▸ **Given task**: Every line with the word "пополнения" in it should be extracted from the data that follows.
....................
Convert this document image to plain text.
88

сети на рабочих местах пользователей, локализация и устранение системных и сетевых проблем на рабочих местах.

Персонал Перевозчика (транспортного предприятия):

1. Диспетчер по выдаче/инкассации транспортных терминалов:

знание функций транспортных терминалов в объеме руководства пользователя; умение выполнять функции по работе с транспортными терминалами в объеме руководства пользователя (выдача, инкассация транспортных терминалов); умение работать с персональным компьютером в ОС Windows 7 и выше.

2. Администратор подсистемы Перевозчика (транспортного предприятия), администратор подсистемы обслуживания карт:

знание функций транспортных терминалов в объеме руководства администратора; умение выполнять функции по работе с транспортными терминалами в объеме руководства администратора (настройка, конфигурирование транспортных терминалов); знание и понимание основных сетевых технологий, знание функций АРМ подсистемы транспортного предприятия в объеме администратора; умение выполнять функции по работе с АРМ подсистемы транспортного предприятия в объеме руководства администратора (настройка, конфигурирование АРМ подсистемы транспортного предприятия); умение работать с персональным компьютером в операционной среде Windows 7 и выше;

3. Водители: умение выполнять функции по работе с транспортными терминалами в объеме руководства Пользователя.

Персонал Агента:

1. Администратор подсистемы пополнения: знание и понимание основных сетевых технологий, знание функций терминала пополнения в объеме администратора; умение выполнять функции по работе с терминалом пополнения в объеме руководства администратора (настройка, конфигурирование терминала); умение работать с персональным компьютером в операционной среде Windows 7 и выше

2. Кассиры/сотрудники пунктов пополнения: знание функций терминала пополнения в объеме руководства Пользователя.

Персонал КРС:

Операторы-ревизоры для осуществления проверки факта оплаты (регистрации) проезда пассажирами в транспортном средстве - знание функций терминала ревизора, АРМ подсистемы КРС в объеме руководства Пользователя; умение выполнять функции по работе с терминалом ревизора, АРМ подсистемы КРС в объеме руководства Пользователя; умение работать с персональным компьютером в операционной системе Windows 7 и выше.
....................
▸ **Output of the exercise**:
1. Администратор подсистемы пополнения: знание и понимание основных сетевых технологий, знание функций терминала пополнения в объеме администратора; умение выполнять функции по работе с терминалом пополнения в объеме руководства администратора (настройка, конфигурирование терминала); умение работать с персональным компьютером в операционной среде Windows 7 и выше
2. Кассиры/сотрудники пунктов пополнения: знание функций терминала пополнения в объеме руководства Пользователя.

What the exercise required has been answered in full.